- Abbreviation: JKC
- Chairperson: K. C. Joseph
- Founder: K. Francis George
- Founded: 9 March 2016; 10 years ago
- Split from: Kerala Congress (M)
- Headquarters: Near Jawahar Balbhavan, Building No. 641, Ward No. 21, Kottayam Municipality, District – Kottayam, Kerala.
- Student wing: Janadhipathiya Kerala Students Congress
- Youth wing: Janadhipathiya Kerala Youthfront
- Ideology: Socialism
- Political position: Left-wing
- Colours: White and Red
- ECI Status: Registered-Unrecognized
- Alliance: Left Democratic Front (LDF)
- Seats in Kerala Legislative Assembly: 0 / 140
- Number of states and union territories in government: 0 / 31

= Janadhipathya Kerala Congress =

Janadhipathya Kerala Congress (JKC) also known as Democratic Kerala Congress, is an Indian political party in Kerala. It was formed on 9 March 2016, through a split from the KEC(M)

==History==
In 2016, before Kerala Legislative Assembly elections a disagreement developed in Kerala Congress (M) about seats and where who contest LDF used this opportunity and splits Kerala Congress (M). Several of P. J. Joseph's supporters left the party because they felt everyone with Joseph was being sidelined. Politicians including K. Francis George, K. C. Joseph, P. C. Joseph and Antony Raju left Kerala Congress (M) looking for better chances.

Spatial layout entries
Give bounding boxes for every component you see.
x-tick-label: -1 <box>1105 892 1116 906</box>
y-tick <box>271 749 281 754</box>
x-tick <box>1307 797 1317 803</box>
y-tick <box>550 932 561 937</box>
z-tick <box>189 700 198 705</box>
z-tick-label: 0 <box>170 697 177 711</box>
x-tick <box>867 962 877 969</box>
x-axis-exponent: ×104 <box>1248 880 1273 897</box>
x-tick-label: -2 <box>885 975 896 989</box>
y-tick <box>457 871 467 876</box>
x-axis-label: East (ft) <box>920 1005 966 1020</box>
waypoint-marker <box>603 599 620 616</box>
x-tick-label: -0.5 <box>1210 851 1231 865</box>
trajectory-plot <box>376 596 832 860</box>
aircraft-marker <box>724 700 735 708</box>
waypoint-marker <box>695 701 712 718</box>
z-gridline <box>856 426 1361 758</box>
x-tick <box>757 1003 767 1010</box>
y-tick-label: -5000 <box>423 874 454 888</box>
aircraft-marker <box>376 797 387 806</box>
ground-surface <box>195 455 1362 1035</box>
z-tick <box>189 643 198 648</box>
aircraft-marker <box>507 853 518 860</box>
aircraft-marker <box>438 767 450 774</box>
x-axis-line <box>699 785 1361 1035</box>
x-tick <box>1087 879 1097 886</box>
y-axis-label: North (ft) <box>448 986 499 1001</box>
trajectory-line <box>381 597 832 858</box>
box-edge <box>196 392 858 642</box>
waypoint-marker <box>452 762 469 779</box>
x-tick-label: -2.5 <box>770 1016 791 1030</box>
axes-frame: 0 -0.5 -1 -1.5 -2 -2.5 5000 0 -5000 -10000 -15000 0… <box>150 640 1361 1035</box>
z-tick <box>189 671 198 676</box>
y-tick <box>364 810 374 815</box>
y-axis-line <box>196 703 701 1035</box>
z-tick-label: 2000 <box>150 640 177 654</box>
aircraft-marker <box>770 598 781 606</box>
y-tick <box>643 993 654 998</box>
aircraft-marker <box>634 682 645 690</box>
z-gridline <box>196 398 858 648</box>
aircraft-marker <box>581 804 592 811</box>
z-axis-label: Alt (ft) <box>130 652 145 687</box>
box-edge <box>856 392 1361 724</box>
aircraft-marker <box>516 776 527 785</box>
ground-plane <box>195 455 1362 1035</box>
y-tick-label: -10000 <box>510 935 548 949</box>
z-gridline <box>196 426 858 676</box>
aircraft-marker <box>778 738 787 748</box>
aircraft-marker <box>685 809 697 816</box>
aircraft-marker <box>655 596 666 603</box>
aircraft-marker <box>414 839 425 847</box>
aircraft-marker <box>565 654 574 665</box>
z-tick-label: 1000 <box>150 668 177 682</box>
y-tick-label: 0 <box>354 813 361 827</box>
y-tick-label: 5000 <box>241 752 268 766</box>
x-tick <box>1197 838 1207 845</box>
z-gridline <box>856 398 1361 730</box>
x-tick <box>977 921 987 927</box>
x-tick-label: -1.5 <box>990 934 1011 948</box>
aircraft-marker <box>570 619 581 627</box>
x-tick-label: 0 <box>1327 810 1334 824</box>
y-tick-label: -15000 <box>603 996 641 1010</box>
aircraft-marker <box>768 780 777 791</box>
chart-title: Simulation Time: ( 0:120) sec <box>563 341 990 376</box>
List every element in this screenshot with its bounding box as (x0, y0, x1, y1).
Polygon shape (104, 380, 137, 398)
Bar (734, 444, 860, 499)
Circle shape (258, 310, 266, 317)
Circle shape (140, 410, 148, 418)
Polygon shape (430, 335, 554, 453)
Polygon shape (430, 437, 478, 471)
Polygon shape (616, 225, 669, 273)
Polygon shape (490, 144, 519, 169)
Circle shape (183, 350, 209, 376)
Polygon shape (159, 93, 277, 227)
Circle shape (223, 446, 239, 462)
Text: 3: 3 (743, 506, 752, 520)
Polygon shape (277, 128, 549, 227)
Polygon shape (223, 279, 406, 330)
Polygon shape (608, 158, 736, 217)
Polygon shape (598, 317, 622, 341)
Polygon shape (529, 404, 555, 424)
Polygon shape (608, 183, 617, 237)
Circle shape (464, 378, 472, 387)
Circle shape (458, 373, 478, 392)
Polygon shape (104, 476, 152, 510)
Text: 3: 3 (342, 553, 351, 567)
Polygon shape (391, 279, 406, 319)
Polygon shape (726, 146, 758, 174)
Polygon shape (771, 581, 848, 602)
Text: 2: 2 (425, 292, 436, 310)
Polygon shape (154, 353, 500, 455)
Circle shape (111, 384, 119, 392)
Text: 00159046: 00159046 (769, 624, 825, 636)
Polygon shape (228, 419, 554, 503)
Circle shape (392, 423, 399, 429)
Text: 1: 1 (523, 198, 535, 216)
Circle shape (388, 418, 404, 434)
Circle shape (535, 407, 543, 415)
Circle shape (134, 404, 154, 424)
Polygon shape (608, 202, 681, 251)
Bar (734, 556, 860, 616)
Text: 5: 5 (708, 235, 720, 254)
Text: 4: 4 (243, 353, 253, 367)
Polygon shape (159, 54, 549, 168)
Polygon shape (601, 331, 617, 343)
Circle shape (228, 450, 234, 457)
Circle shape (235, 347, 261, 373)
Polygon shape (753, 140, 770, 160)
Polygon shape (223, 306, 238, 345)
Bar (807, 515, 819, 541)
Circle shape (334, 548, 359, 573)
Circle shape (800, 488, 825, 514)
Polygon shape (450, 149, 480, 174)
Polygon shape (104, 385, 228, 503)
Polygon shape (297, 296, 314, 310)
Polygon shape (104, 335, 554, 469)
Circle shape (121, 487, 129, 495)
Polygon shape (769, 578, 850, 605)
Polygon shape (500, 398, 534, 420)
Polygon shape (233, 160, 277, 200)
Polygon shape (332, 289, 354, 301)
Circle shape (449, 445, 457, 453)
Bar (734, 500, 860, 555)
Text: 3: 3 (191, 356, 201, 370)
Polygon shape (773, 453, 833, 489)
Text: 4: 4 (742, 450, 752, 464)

● List of tasks:
**A)** Copy the listing from its first line through the line containing "y-tick <box>457 871 467 876</box>", swapping "x-tick-label" for "x-label" and leaving everything else unchanged.
**B)** Write the next part of the text about the Janadhipathya Kerala Congress, picking up after its last sentence.
The text and the listing come from separate, unrelated sources.

● Responses in order:
**A)**
Give bounding boxes for every component you see.
x-label: -1 <box>1105 892 1116 906</box>
y-tick <box>271 749 281 754</box>
x-tick <box>1307 797 1317 803</box>
y-tick <box>550 932 561 937</box>
z-tick <box>189 700 198 705</box>
z-tick-label: 0 <box>170 697 177 711</box>
x-tick <box>867 962 877 969</box>
x-axis-exponent: ×104 <box>1248 880 1273 897</box>
x-label: -2 <box>885 975 896 989</box>
y-tick <box>457 871 467 876</box>

**B)**
However all of them wanted KC(J) as their new party's abbreviation and purposed Kerala Congress (Janadhipathyam) as name. However the Election Commission give JKC as their abbreviation and Janadhipathya Kerala Congress as their name.

K. Francis George was elected chairman of the new party which contested in the 2016 assembly elections but did not win any seats.

In 2019, K. Francis George left the party and joined Kerala Congress. On 14 March 2020, Dr. K. C. Joseph was elected as the new chairman of Janadhipathya Kerala Congress. They decided to stay with the LDF.

==Minister from JKC==
- Antony Raju (2021- 2023)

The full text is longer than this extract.